GIVEN EXERCISE ->
Reproduce the material exactly, omitting nothing.

[Dataset entries]
— BEGIN —

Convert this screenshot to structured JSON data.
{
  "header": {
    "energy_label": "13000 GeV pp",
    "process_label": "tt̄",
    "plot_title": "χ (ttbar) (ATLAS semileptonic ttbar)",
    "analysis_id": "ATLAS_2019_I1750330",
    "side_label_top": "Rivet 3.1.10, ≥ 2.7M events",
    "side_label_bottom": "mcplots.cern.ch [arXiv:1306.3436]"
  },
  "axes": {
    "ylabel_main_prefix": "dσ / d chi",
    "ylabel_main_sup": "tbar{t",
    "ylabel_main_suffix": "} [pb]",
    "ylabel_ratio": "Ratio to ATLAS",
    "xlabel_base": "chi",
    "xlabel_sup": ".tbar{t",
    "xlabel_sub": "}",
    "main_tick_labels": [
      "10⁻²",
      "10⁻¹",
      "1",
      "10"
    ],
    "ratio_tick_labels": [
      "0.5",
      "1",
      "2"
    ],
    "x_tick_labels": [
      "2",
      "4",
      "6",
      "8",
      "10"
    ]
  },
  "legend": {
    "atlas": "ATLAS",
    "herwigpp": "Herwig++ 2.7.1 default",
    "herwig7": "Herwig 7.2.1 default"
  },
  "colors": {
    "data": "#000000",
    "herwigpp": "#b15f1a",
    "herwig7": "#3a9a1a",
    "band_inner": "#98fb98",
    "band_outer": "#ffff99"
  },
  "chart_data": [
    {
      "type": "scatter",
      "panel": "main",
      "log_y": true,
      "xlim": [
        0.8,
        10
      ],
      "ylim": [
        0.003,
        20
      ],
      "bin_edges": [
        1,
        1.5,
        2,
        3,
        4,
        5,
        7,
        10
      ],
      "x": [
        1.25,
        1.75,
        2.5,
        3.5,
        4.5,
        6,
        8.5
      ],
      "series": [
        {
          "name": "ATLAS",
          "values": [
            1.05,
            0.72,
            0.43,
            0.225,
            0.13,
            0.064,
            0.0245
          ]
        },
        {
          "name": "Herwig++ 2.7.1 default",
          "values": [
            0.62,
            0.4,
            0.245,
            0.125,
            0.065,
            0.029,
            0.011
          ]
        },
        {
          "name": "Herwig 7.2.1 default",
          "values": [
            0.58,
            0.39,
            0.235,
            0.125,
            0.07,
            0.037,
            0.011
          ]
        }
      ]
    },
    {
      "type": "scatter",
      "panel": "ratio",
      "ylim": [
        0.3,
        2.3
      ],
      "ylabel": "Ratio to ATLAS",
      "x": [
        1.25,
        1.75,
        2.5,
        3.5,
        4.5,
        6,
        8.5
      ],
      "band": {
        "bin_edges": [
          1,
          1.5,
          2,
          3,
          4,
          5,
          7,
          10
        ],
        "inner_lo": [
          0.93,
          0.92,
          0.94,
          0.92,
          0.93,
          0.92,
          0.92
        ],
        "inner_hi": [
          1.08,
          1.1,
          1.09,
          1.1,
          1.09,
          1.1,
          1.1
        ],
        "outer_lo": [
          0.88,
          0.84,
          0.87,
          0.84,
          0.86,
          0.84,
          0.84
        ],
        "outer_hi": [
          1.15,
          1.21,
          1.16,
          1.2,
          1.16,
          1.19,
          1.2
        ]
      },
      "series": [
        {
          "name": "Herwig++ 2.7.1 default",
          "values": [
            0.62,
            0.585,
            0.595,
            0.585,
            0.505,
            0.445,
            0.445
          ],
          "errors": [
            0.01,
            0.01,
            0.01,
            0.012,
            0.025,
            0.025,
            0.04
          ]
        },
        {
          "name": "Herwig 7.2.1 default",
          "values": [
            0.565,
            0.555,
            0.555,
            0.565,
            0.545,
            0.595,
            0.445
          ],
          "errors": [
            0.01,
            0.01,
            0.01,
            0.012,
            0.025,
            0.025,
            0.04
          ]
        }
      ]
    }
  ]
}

— END —

WRITTEN ANSWER ->
Convert this screenshot to structured JSON data.
{
  "header": {
    "energy_label": "13000 GeV pp",
    "process_label": "tt̄",
    "plot_title": "χ (ttbar) (ATLAS semileptonic ttbar)",
    "analysis_id": "ATLAS_2019_I1750330",
    "side_label_top": "Rivet 3.1.10, ≥ 2.7M events",
    "side_label_bottom": "mcplots.cern.ch [arXiv:1306.3436]"
  },
  "axes": {
    "ylabel_main_prefix": "dσ / d chi",
    "ylabel_main_sup": "tbar{t",
    "ylabel_main_suffix": "} [pb]",
    "ylabel_ratio": "Ratio to ATLAS",
    "xlabel_base": "chi",
    "xlabel_sup": ".tbar{t",
    "xlabel_sub": "}",
    "main_tick_labels": [
      "10⁻²",
      "10⁻¹",
      "1",
      "10"
    ],
    "ratio_tick_labels": [
      "0.5",
      "1",
      "2"
    ],
    "x_tick_labels": [
      "2",
      "4",
      "6",
      "8",
      "10"
    ]
  },
  "legend": {
    "atlas": "ATLAS",
    "herwigpp": "Herwig++ 2.7.1 default",
    "herwig7": "Herwig 7.2.1 default"
  },
  "colors": {
    "data": "#000000",
    "herwigpp": "#b15f1a",
    "herwig7": "#3a9a1a",
    "band_inner": "#98fb98",
    "band_outer": "#ffff99"
  },
  "chart_data": [
    {
      "type": "scatter",
      "panel": "main",
      "log_y": true,
      "xlim": [
        0.8,
        10
      ],
      "ylim": [
        0.003,
        20
      ],
      "bin_edges": [
        1,
        1.5,
        2,
        3,
        4,
        5,
        7,
        10
      ],
      "x": [
        1.25,
        1.75,
        2.5,
        3.5,
        4.5,
        6,
        8.5
      ],
      "series": [
        {
          "name": "ATLAS",
          "values": [
            1.05,
            0.72,
            0.43,
            0.225,
            0.13,
            0.064,
            0.0245
          ]
        },
        {
          "name": "Herwig++ 2.7.1 default",
          "values": [
            0.62,
            0.4,
            0.245,
            0.125,
            0.065,
            0.029,
            0.011
          ]
        },
        {
          "name": "Herwig 7.2.1 default",
          "values": [
            0.58,
            0.39,
            0.235,
            0.125,
            0.07,
            0.037,
            0.011
          ]
        }
      ]
    },
    {
      "type": "scatter",
      "panel": "ratio",
      "ylim": [
        0.3,
        2.3
      ],
      "ylabel": "Ratio to ATLAS",
      "x": [
        1.25,
        1.75,
        2.5,
        3.5,
        4.5,
        6,
        8.5
      ],
      "band": {
        "bin_edges": [
          1,
          1.5,
          2,
          3,
          4,
          5,
          7,
          10
        ],
        "inner_lo": [
          0.93,
          0.92,
          0.94,
          0.92,
          0.93,
          0.92,
          0.92
        ],
        "inner_hi": [
          1.08,
          1.1,
          1.09,
          1.1,
          1.09,
          1.1,
          1.1
        ],
        "outer_lo": [
          0.88,
          0.84,
          0.87,
          0.84,
          0.86,
          0.84,
          0.84
        ],
        "outer_hi": [
          1.15,
          1.21,
          1.16,
          1.2,
          1.16,
          1.19,
          1.2
        ]
      },
      "series": [
        {
          "name": "Herwig++ 2.7.1 default",
          "values": [
            0.62,
            0.585,
            0.595,
            0.585,
            0.505,
            0.445,
            0.445
          ],
          "errors": [
            0.01,
            0.01,
            0.01,
            0.012,
            0.025,
            0.025,
            0.04
          ]
        },
        {
          "name": "Herwig 7.2.1 default",
          "values": [
            0.565,
            0.555,
            0.555,
            0.565,
            0.545,
            0.595,
            0.445
          ],
          "errors": [
            0.01,
            0.01,
            0.01,
            0.012,
            0.025,
            0.025,
            0.04
          ]
        }
      ]
    }
  ]
}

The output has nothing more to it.